Records supplied
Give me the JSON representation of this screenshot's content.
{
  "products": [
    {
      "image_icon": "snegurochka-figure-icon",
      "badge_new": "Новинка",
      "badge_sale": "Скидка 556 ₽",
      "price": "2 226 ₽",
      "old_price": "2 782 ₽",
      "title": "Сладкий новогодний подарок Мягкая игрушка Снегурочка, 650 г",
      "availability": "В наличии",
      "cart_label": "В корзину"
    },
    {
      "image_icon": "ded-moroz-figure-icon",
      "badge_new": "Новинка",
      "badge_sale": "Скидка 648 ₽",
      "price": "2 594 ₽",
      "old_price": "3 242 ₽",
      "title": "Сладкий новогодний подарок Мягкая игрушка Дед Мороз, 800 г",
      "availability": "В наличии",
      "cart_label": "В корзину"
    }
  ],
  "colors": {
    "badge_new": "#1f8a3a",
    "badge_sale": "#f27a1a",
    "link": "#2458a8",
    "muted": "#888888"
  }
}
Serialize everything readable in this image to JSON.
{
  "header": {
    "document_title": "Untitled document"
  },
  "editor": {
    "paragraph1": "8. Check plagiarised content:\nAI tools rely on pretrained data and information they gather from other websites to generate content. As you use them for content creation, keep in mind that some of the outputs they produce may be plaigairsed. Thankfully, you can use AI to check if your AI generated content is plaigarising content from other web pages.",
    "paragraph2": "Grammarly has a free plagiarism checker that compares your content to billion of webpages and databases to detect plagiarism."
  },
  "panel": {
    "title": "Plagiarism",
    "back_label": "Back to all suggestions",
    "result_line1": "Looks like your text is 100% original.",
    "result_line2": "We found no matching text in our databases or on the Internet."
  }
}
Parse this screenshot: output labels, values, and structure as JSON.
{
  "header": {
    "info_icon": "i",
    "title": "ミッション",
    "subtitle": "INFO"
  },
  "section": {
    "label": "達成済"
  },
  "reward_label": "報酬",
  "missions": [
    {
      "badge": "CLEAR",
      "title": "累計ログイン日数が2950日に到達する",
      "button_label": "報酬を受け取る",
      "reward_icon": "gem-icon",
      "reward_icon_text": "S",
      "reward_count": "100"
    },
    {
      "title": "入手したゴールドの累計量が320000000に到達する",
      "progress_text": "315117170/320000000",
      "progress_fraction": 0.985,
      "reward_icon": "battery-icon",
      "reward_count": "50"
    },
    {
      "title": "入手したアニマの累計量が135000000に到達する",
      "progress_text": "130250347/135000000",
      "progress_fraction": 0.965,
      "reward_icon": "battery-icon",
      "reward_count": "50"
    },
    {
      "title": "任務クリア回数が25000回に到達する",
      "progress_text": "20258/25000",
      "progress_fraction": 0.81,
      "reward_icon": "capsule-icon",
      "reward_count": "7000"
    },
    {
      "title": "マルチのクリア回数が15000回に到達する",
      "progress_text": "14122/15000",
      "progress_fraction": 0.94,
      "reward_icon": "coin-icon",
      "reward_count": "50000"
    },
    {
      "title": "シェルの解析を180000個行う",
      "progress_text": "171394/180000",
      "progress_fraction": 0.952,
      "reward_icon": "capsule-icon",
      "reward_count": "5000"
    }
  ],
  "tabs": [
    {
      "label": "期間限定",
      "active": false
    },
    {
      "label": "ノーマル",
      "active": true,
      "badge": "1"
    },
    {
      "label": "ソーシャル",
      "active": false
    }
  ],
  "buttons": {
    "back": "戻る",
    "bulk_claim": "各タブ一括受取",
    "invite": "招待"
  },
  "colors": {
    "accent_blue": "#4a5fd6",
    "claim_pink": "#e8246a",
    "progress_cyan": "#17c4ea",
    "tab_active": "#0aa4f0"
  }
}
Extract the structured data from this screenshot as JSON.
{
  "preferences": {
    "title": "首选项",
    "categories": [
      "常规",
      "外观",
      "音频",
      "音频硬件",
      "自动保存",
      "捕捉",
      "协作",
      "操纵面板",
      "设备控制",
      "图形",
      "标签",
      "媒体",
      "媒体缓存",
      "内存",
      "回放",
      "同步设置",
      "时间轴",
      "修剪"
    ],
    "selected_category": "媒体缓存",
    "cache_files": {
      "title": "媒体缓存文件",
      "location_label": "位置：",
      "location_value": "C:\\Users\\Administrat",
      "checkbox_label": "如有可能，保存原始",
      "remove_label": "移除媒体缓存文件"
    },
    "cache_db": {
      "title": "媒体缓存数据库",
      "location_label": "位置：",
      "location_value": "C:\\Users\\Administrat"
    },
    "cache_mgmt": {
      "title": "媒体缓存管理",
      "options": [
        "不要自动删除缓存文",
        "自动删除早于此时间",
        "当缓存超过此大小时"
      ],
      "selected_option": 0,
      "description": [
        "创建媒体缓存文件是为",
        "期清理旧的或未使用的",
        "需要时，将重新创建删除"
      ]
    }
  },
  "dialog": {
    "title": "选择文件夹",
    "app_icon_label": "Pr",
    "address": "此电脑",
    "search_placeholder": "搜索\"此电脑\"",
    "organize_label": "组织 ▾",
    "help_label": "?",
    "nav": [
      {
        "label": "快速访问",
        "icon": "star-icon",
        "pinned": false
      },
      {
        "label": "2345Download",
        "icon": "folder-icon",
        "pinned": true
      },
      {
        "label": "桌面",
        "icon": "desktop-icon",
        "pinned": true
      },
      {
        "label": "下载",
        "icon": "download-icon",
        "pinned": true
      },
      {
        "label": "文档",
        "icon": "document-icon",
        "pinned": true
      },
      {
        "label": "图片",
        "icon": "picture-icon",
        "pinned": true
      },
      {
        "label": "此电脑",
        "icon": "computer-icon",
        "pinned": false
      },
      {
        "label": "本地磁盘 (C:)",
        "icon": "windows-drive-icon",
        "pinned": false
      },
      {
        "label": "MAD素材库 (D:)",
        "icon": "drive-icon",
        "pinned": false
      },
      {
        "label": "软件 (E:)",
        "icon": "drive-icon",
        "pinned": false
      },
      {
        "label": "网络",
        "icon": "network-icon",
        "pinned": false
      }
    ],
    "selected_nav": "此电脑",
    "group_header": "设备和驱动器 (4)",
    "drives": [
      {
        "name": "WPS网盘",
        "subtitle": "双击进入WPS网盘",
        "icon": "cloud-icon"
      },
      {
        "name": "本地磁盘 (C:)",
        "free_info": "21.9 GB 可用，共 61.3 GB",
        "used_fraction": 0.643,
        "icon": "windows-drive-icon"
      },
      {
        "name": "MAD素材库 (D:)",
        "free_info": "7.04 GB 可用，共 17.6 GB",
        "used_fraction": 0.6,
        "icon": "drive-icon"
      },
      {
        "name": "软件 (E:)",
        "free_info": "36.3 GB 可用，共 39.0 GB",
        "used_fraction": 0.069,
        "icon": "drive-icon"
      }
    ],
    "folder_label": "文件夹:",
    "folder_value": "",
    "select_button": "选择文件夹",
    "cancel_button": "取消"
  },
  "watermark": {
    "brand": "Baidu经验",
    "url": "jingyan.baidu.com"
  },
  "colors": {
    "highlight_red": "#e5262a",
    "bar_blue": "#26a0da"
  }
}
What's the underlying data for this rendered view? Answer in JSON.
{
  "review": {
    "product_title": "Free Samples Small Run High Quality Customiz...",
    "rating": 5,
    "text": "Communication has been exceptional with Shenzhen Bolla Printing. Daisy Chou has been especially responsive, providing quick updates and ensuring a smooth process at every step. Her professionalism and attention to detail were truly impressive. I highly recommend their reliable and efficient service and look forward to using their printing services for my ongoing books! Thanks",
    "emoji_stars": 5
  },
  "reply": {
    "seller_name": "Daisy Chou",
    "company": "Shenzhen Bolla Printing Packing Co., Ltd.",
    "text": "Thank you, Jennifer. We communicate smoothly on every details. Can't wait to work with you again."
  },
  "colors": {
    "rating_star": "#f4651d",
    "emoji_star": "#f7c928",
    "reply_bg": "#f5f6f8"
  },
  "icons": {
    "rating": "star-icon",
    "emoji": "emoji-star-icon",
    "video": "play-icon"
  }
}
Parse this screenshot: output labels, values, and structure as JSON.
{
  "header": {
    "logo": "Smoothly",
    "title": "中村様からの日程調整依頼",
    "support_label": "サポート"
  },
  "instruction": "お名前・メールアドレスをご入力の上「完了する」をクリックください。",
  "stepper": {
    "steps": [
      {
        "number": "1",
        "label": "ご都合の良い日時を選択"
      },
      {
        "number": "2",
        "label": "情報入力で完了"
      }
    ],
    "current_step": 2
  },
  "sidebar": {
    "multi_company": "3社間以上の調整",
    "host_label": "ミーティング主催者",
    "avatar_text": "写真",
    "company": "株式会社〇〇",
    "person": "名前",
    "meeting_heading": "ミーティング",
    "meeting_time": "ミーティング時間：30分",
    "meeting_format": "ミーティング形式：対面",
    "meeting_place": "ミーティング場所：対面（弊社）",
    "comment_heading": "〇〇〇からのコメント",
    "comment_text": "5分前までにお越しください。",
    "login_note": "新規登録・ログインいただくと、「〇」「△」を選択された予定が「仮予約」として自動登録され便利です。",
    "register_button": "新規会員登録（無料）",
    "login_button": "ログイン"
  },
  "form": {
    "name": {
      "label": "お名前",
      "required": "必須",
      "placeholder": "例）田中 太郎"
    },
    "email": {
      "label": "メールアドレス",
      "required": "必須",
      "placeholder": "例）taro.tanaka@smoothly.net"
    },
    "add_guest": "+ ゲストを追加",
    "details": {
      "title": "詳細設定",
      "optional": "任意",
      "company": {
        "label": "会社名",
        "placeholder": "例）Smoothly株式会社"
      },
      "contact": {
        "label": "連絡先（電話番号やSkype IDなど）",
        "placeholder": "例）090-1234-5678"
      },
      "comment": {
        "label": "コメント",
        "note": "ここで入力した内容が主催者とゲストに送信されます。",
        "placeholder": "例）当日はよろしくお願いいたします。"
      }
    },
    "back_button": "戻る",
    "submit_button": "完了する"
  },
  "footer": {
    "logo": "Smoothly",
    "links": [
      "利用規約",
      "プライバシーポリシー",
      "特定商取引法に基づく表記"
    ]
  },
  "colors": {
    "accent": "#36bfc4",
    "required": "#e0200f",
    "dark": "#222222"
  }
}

What you should do
Go through the listing above and list every line that has the word "this".

Complete response
Give me the JSON representation of this screenshot's content.
Serialize everything readable in this image to JSON.
Parse this screenshot: output labels, values, and structure as JSON.
Extract the structured data from this screenshot as JSON.
What's the underlying data for this rendered view? Answer in JSON.
Parse this screenshot: output labels, values, and structure as JSON.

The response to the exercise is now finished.